Saved entries
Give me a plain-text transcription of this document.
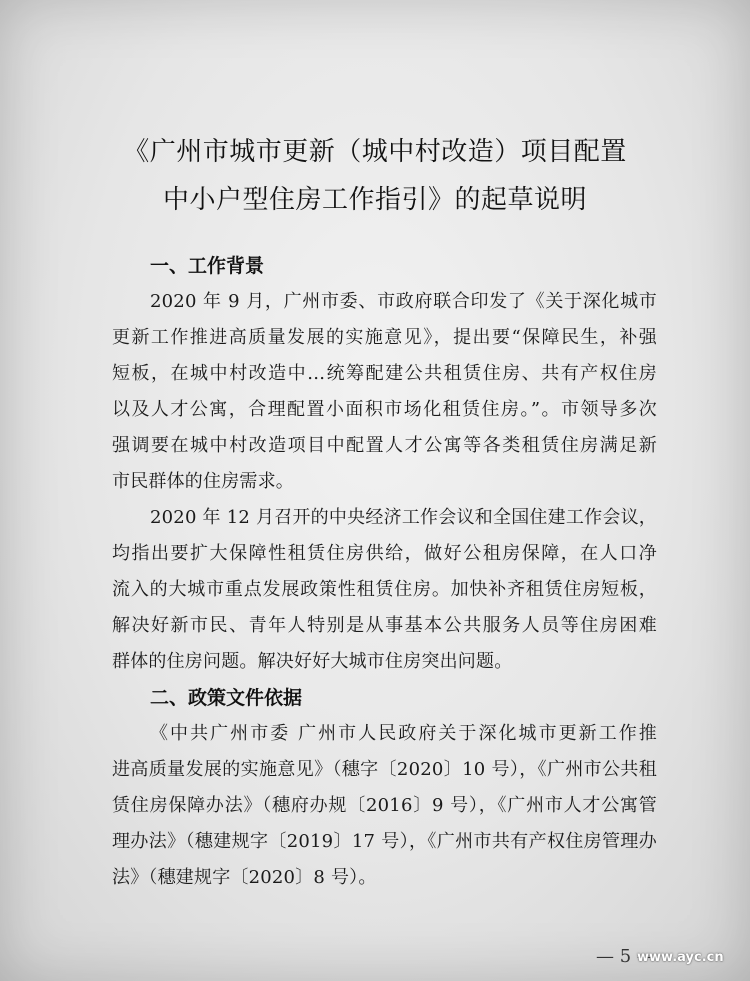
《广州市城市更新（城中村改造）项目配置
中小户型住房工作指引》的起草说明
一、工作背景
2020 年 9 月，广州市委、市政府联合印发了《关于深化城市
更新工作推进高质量发展的实施意见》，提出要“保障民生，补强
短板，在城中村改造中…统筹配建公共租赁住房、共有产权住房
以及人才公寓，合理配置小面积市场化租赁住房。”。市领导多次
强调要在城中村改造项目中配置人才公寓等各类租赁住房满足新
市民群体的住房需求。
2020 年 12 月召开的中央经济工作会议和全国住建工作会议，
均指出要扩大保障性租赁住房供给，做好公租房保障，在人口净
流入的大城市重点发展政策性租赁住房。加快补齐租赁住房短板，
解决好新市民、青年人特别是从事基本公共服务人员等住房困难
群体的住房问题。解决好好大城市住房突出问题。
二、政策文件依据
《中共广州市委 广州市人民政府关于深化城市更新工作推
进高质量发展的实施意见》（穗字〔2020〕10 号），《广州市公共租
赁住房保障办法》（穗府办规〔2016〕9 号），《广州市人才公寓管
理办法》（穗建规字〔2019〕17 号），《广州市共有产权住房管理办
法》（穗建规字〔2020〕8 号）。
— 5 —
www.ayc.cn
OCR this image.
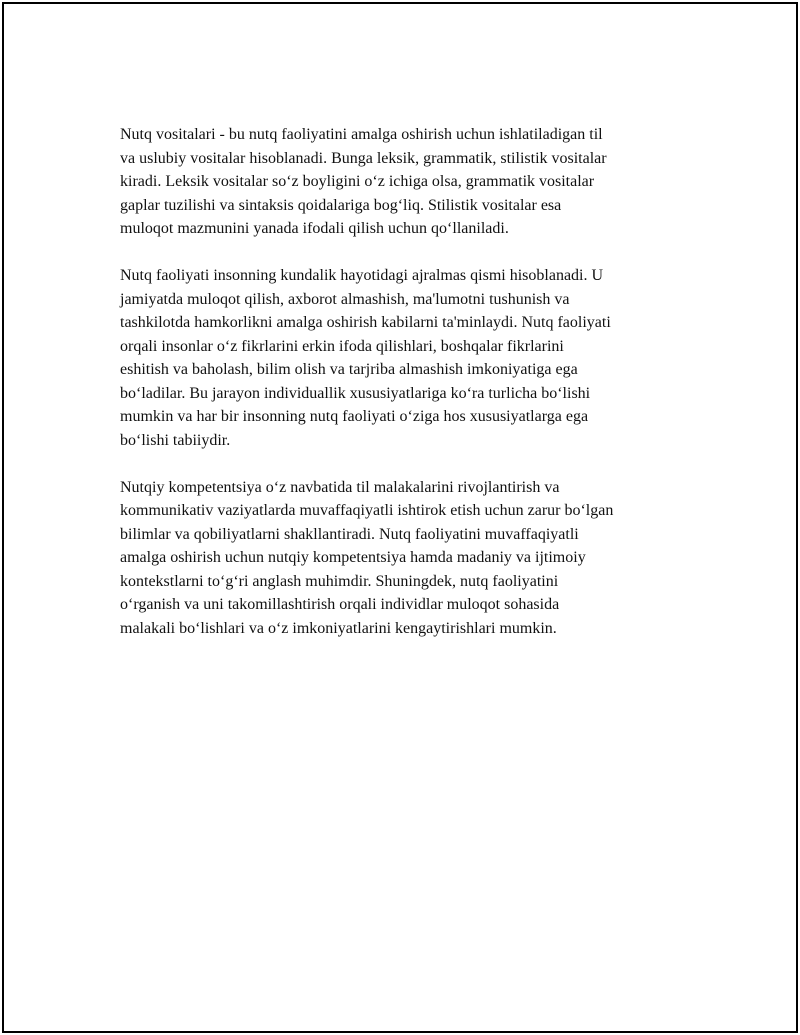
Nutq vositalari - bu nutq faoliyatini amalga oshirish uchun ishlatiladigan til
va uslubiy vositalar hisoblanadi. Bunga leksik, grammatik, stilistik vositalar
kiradi. Leksik vositalar so‘z boyligini o‘z ichiga olsa, grammatik vositalar
gaplar tuzilishi va sintaksis qoidalariga bog‘liq. Stilistik vositalar esa
muloqot mazmunini yanada ifodali qilish uchun qo‘llaniladi.

Nutq faoliyati insonning kundalik hayotidagi ajralmas qismi hisoblanadi. U
jamiyatda muloqot qilish, axborot almashish, ma'lumotni tushunish va
tashkilotda hamkorlikni amalga oshirish kabilarni ta'minlaydi. Nutq faoliyati
orqali insonlar o‘z fikrlarini erkin ifoda qilishlari, boshqalar fikrlarini
eshitish va baholash, bilim olish va tarjriba almashish imkoniyatiga ega
bo‘ladilar. Bu jarayon individuallik xususiyatlariga ko‘ra turlicha bo‘lishi
mumkin va har bir insonning nutq faoliyati o‘ziga hos xususiyatlarga ega
bo‘lishi tabiiydir.

Nutqiy kompetentsiya o‘z navbatida til malakalarini rivojlantirish va
kommunikativ vaziyatlarda muvaffaqiyatli ishtirok etish uchun zarur bo‘lgan
bilimlar va qobiliyatlarni shakllantiradi. Nutq faoliyatini muvaffaqiyatli
amalga oshirish uchun nutqiy kompetentsiya hamda madaniy va ijtimoiy
kontekstlarni to‘g‘ri anglash muhimdir. Shuningdek, nutq faoliyatini
o‘rganish va uni takomillashtirish orqali individlar muloqot sohasida
malakali bo‘lishlari va o‘z imkoniyatlarini kengaytirishlari mumkin.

Written instruction
Copy the material shown above in full and exactly. Skip the pictures.

Right answer
Give me a plain-text transcription of this document.
《广州市城市更新（城中村改造）项目配置
中小户型住房工作指引》的起草说明
一、工作背景
2020 年 9 月，广州市委、市政府联合印发了《关于深化城市
更新工作推进高质量发展的实施意见》，提出要“保障民生，补强
短板，在城中村改造中…统筹配建公共租赁住房、共有产权住房
以及人才公寓，合理配置小面积市场化租赁住房。”。市领导多次
强调要在城中村改造项目中配置人才公寓等各类租赁住房满足新
市民群体的住房需求。
2020 年 12 月召开的中央经济工作会议和全国住建工作会议，
均指出要扩大保障性租赁住房供给，做好公租房保障，在人口净
流入的大城市重点发展政策性租赁住房。加快补齐租赁住房短板，
解决好新市民、青年人特别是从事基本公共服务人员等住房困难
群体的住房问题。解决好好大城市住房突出问题。
二、政策文件依据
《中共广州市委 广州市人民政府关于深化城市更新工作推
进高质量发展的实施意见》（穗字〔2020〕10 号），《广州市公共租
赁住房保障办法》（穗府办规〔2016〕9 号），《广州市人才公寓管
理办法》（穗建规字〔2019〕17 号），《广州市共有产权住房管理办
法》（穗建规字〔2020〕8 号）。
— 5 —
www.ayc.cn
OCR this image.
Nutq vositalari - bu nutq faoliyatini amalga oshirish uchun ishlatiladigan til
va uslubiy vositalar hisoblanadi. Bunga leksik, grammatik, stilistik vositalar
kiradi. Leksik vositalar so‘z boyligini o‘z ichiga olsa, grammatik vositalar
gaplar tuzilishi va sintaksis qoidalariga bog‘liq. Stilistik vositalar esa
muloqot mazmunini yanada ifodali qilish uchun qo‘llaniladi.

Nutq faoliyati insonning kundalik hayotidagi ajralmas qismi hisoblanadi. U
jamiyatda muloqot qilish, axborot almashish, ma'lumotni tushunish va
tashkilotda hamkorlikni amalga oshirish kabilarni ta'minlaydi. Nutq faoliyati
orqali insonlar o‘z fikrlarini erkin ifoda qilishlari, boshqalar fikrlarini
eshitish va baholash, bilim olish va tarjriba almashish imkoniyatiga ega
bo‘ladilar. Bu jarayon individuallik xususiyatlariga ko‘ra turlicha bo‘lishi
mumkin va har bir insonning nutq faoliyati o‘ziga hos xususiyatlarga ega
bo‘lishi tabiiydir.

Nutqiy kompetentsiya o‘z navbatida til malakalarini rivojlantirish va
kommunikativ vaziyatlarda muvaffaqiyatli ishtirok etish uchun zarur bo‘lgan
bilimlar va qobiliyatlarni shakllantiradi. Nutq faoliyatini muvaffaqiyatli
amalga oshirish uchun nutqiy kompetentsiya hamda madaniy va ijtimoiy
kontekstlarni to‘g‘ri anglash muhimdir. Shuningdek, nutq faoliyatini
o‘rganish va uni takomillashtirish orqali individlar muloqot sohasida
malakali bo‘lishlari va o‘z imkoniyatlarini kengaytirishlari mumkin.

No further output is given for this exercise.